▸ Problem requirements
Write out the material exactly, leaving every picture behind.

▸ Material provided

╔══

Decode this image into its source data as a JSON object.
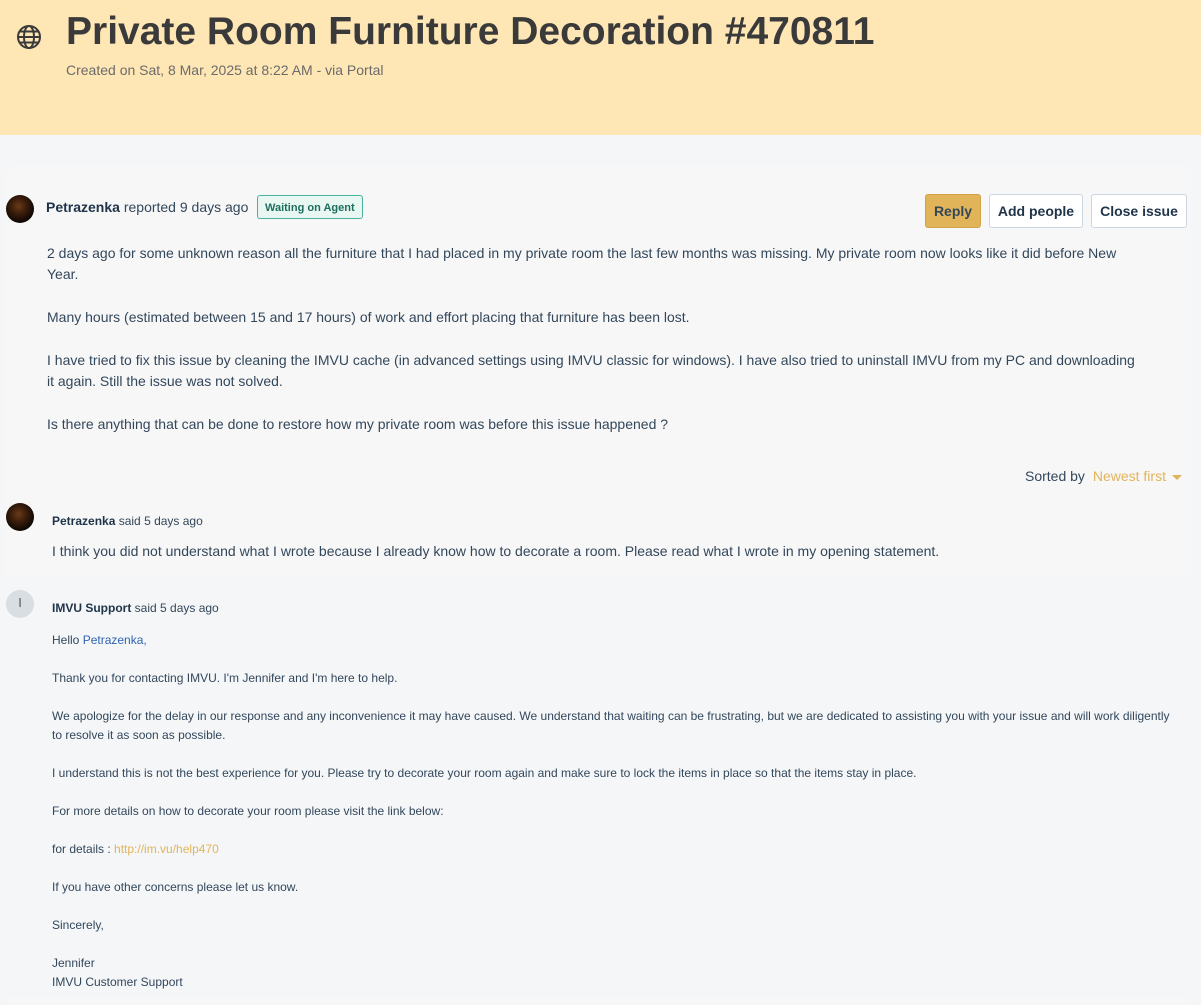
{
  "header": {
    "icon": "globe-icon",
    "title": "Private Room Furniture Decoration #470811",
    "subtitle": "Created on Sat, 8 Mar, 2025 at 8:22 AM - via Portal"
  },
  "issue": {
    "reporter": "Petrazenka",
    "reported_text": "reported 9 days ago",
    "status": "Waiting on Agent",
    "actions": {
      "reply": "Reply",
      "add_people": "Add people",
      "close_issue": "Close issue"
    },
    "paragraphs": [
      "2 days ago for some unknown reason all the furniture that I had placed in my private room the last few months was missing. My private room now looks like it did before New Year.",
      "Many hours (estimated between 15 and 17 hours) of work and effort placing that furniture has been lost.",
      "I have tried to fix this issue by cleaning the IMVU cache (in advanced settings using IMVU classic for windows). I have also tried to uninstall IMVU from my PC and downloading it again.  Still the issue was not solved.",
      "Is there anything that can be done to restore how my private room was before this issue happened ?"
    ]
  },
  "sort": {
    "label": "Sorted by",
    "value": "Newest first"
  },
  "comments": [
    {
      "author": "Petrazenka",
      "meta": "said 5 days ago",
      "body": "I think you did not understand what I wrote because I already know how to decorate a room. Please read what I wrote in my opening statement."
    },
    {
      "author": "IMVU Support",
      "avatar_letter": "I",
      "meta": "said 5 days ago",
      "greeting_prefix": "Hello ",
      "greeting_name": "Petrazenka",
      "greeting_suffix": ",",
      "paragraphs": [
        "Thank you for contacting IMVU. I'm Jennifer and I'm here to help.",
        "We apologize for the delay in our response and any inconvenience it may have caused. We understand that waiting can be frustrating, but we are dedicated to assisting you with your issue and will work diligently to resolve it as soon as possible.",
        "I understand this is not the best experience for you. Please try to decorate your room again and make sure to lock the items in place so that the items stay in place.",
        "For more details on how to decorate your room please visit the link below:"
      ],
      "details_label": "for details : ",
      "details_link": "http://im.vu/help470",
      "closing": "If you have other concerns please let us know.",
      "signoff": "Sincerely,",
      "signature_name": "Jennifer",
      "signature_team": "IMVU Customer Support"
    }
  ],
  "colors": {
    "header_bg": "#ffe7b5",
    "accent": "#e2b45a",
    "badge_border": "#49b29b",
    "link": "#2f63b0"
  }
}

╚══

▸ Response
Decode this image into its source data as a JSON object.
{
  "header": {
    "icon": "globe-icon",
    "title": "Private Room Furniture Decoration #470811",
    "subtitle": "Created on Sat, 8 Mar, 2025 at 8:22 AM - via Portal"
  },
  "issue": {
    "reporter": "Petrazenka",
    "reported_text": "reported 9 days ago",
    "status": "Waiting on Agent",
    "actions": {
      "reply": "Reply",
      "add_people": "Add people",
      "close_issue": "Close issue"
    },
    "paragraphs": [
      "2 days ago for some unknown reason all the furniture that I had placed in my private room the last few months was missing. My private room now looks like it did before New Year.",
      "Many hours (estimated between 15 and 17 hours) of work and effort placing that furniture has been lost.",
      "I have tried to fix this issue by cleaning the IMVU cache (in advanced settings using IMVU classic for windows). I have also tried to uninstall IMVU from my PC and downloading it again.  Still the issue was not solved.",
      "Is there anything that can be done to restore how my private room was before this issue happened ?"
    ]
  },
  "sort": {
    "label": "Sorted by",
    "value": "Newest first"
  },
  "comments": [
    {
      "author": "Petrazenka",
      "meta": "said 5 days ago",
      "body": "I think you did not understand what I wrote because I already know how to decorate a room. Please read what I wrote in my opening statement."
    },
    {
      "author": "IMVU Support",
      "avatar_letter": "I",
      "meta": "said 5 days ago",
      "greeting_prefix": "Hello ",
      "greeting_name": "Petrazenka",
      "greeting_suffix": ",",
      "paragraphs": [
        "Thank you for contacting IMVU. I'm Jennifer and I'm here to help.",
        "We apologize for the delay in our response and any inconvenience it may have caused. We understand that waiting can be frustrating, but we are dedicated to assisting you with your issue and will work diligently to resolve it as soon as possible.",
        "I understand this is not the best experience for you. Please try to decorate your room again and make sure to lock the items in place so that the items stay in place.",
        "For more details on how to decorate your room please visit the link below:"
      ],
      "details_label": "for details : ",
      "details_link": "http://im.vu/help470",
      "closing": "If you have other concerns please let us know.",
      "signoff": "Sincerely,",
      "signature_name": "Jennifer",
      "signature_team": "IMVU Customer Support"
    }
  ],
  "colors": {
    "header_bg": "#ffe7b5",
    "accent": "#e2b45a",
    "badge_border": "#49b29b",
    "link": "#2f63b0"
  }
}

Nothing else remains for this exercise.